→ Description of the task: Copy the listing below in full and skip every picture.

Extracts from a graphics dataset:
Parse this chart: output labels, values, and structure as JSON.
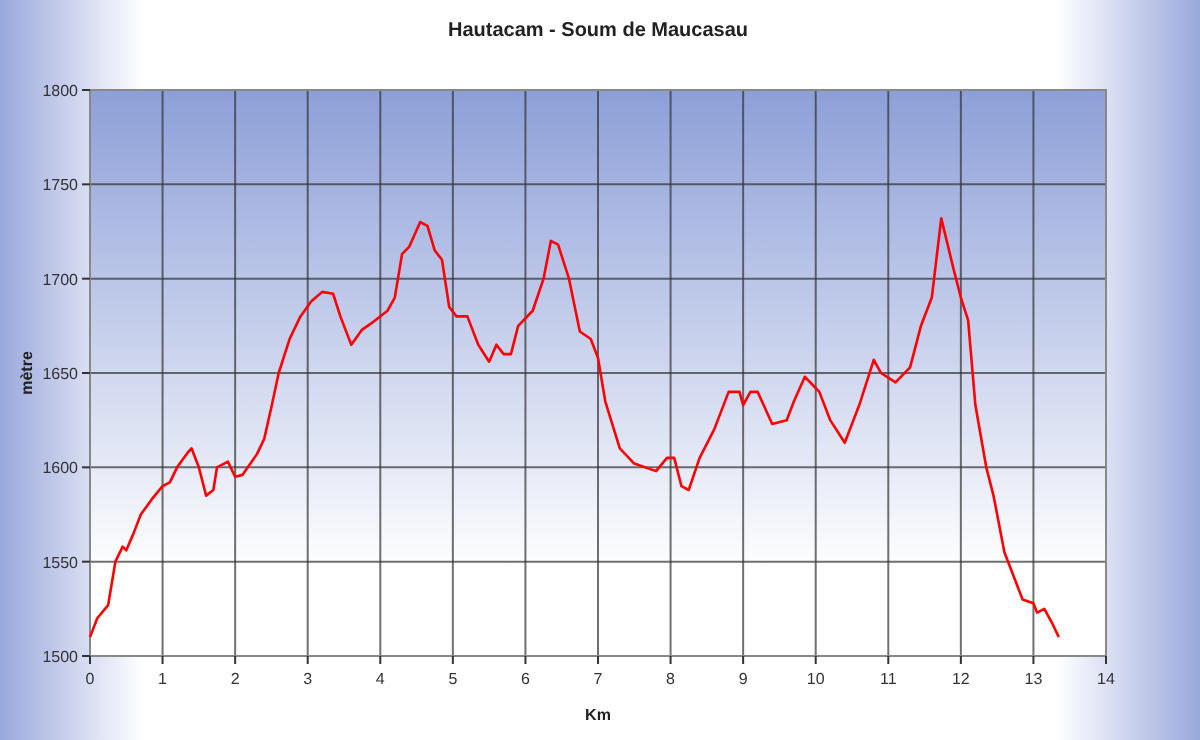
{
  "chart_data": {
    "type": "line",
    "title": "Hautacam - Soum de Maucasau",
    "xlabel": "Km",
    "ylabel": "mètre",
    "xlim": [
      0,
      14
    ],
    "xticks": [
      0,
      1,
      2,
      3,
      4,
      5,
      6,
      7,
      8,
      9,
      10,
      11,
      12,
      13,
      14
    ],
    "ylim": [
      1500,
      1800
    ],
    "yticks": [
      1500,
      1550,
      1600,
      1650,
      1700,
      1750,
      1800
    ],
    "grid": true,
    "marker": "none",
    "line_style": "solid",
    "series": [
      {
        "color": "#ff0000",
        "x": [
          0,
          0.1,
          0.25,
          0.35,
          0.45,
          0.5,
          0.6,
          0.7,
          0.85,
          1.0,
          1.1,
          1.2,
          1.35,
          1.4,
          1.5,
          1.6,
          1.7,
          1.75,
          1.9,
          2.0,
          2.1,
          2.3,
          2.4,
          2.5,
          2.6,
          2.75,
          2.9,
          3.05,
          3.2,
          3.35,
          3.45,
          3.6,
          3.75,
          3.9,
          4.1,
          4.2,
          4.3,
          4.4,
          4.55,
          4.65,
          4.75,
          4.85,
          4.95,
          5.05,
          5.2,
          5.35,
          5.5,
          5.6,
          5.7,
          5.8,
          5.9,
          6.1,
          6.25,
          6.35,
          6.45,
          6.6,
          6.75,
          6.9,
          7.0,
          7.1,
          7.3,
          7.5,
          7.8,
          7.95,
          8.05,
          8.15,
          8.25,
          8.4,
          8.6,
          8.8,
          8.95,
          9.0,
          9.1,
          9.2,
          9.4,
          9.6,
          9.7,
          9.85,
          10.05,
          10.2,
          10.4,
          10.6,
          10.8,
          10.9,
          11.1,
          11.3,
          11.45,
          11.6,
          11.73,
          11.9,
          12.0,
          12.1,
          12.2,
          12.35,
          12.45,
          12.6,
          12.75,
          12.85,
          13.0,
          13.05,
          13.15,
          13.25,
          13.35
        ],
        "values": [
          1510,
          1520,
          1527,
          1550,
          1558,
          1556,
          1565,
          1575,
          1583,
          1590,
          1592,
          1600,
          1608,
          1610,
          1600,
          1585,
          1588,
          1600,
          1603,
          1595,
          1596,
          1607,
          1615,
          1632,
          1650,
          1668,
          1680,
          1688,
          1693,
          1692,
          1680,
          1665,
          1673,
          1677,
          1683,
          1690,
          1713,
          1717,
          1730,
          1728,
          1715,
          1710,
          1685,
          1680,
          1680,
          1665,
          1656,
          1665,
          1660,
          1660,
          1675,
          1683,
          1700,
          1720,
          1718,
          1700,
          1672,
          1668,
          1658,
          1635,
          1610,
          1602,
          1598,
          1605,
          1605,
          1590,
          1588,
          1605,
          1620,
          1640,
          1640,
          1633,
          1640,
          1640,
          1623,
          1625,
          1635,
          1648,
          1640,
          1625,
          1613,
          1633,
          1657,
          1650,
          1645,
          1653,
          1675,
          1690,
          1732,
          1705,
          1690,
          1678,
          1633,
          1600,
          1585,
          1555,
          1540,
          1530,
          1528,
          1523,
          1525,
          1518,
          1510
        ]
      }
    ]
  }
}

→ Completed task:
Parse this chart: output labels, values, and structure as JSON.
{
  "chart_data": {
    "type": "line",
    "title": "Hautacam - Soum de Maucasau",
    "xlabel": "Km",
    "ylabel": "mètre",
    "xlim": [
      0,
      14
    ],
    "xticks": [
      0,
      1,
      2,
      3,
      4,
      5,
      6,
      7,
      8,
      9,
      10,
      11,
      12,
      13,
      14
    ],
    "ylim": [
      1500,
      1800
    ],
    "yticks": [
      1500,
      1550,
      1600,
      1650,
      1700,
      1750,
      1800
    ],
    "grid": true,
    "marker": "none",
    "line_style": "solid",
    "series": [
      {
        "color": "#ff0000",
        "x": [
          0,
          0.1,
          0.25,
          0.35,
          0.45,
          0.5,
          0.6,
          0.7,
          0.85,
          1.0,
          1.1,
          1.2,
          1.35,
          1.4,
          1.5,
          1.6,
          1.7,
          1.75,
          1.9,
          2.0,
          2.1,
          2.3,
          2.4,
          2.5,
          2.6,
          2.75,
          2.9,
          3.05,
          3.2,
          3.35,
          3.45,
          3.6,
          3.75,
          3.9,
          4.1,
          4.2,
          4.3,
          4.4,
          4.55,
          4.65,
          4.75,
          4.85,
          4.95,
          5.05,
          5.2,
          5.35,
          5.5,
          5.6,
          5.7,
          5.8,
          5.9,
          6.1,
          6.25,
          6.35,
          6.45,
          6.6,
          6.75,
          6.9,
          7.0,
          7.1,
          7.3,
          7.5,
          7.8,
          7.95,
          8.05,
          8.15,
          8.25,
          8.4,
          8.6,
          8.8,
          8.95,
          9.0,
          9.1,
          9.2,
          9.4,
          9.6,
          9.7,
          9.85,
          10.05,
          10.2,
          10.4,
          10.6,
          10.8,
          10.9,
          11.1,
          11.3,
          11.45,
          11.6,
          11.73,
          11.9,
          12.0,
          12.1,
          12.2,
          12.35,
          12.45,
          12.6,
          12.75,
          12.85,
          13.0,
          13.05,
          13.15,
          13.25,
          13.35
        ],
        "values": [
          1510,
          1520,
          1527,
          1550,
          1558,
          1556,
          1565,
          1575,
          1583,
          1590,
          1592,
          1600,
          1608,
          1610,
          1600,
          1585,
          1588,
          1600,
          1603,
          1595,
          1596,
          1607,
          1615,
          1632,
          1650,
          1668,
          1680,
          1688,
          1693,
          1692,
          1680,
          1665,
          1673,
          1677,
          1683,
          1690,
          1713,
          1717,
          1730,
          1728,
          1715,
          1710,
          1685,
          1680,
          1680,
          1665,
          1656,
          1665,
          1660,
          1660,
          1675,
          1683,
          1700,
          1720,
          1718,
          1700,
          1672,
          1668,
          1658,
          1635,
          1610,
          1602,
          1598,
          1605,
          1605,
          1590,
          1588,
          1605,
          1620,
          1640,
          1640,
          1633,
          1640,
          1640,
          1623,
          1625,
          1635,
          1648,
          1640,
          1625,
          1613,
          1633,
          1657,
          1650,
          1645,
          1653,
          1675,
          1690,
          1732,
          1705,
          1690,
          1678,
          1633,
          1600,
          1585,
          1555,
          1540,
          1530,
          1528,
          1523,
          1525,
          1518,
          1510
        ]
      }
    ]
  }
}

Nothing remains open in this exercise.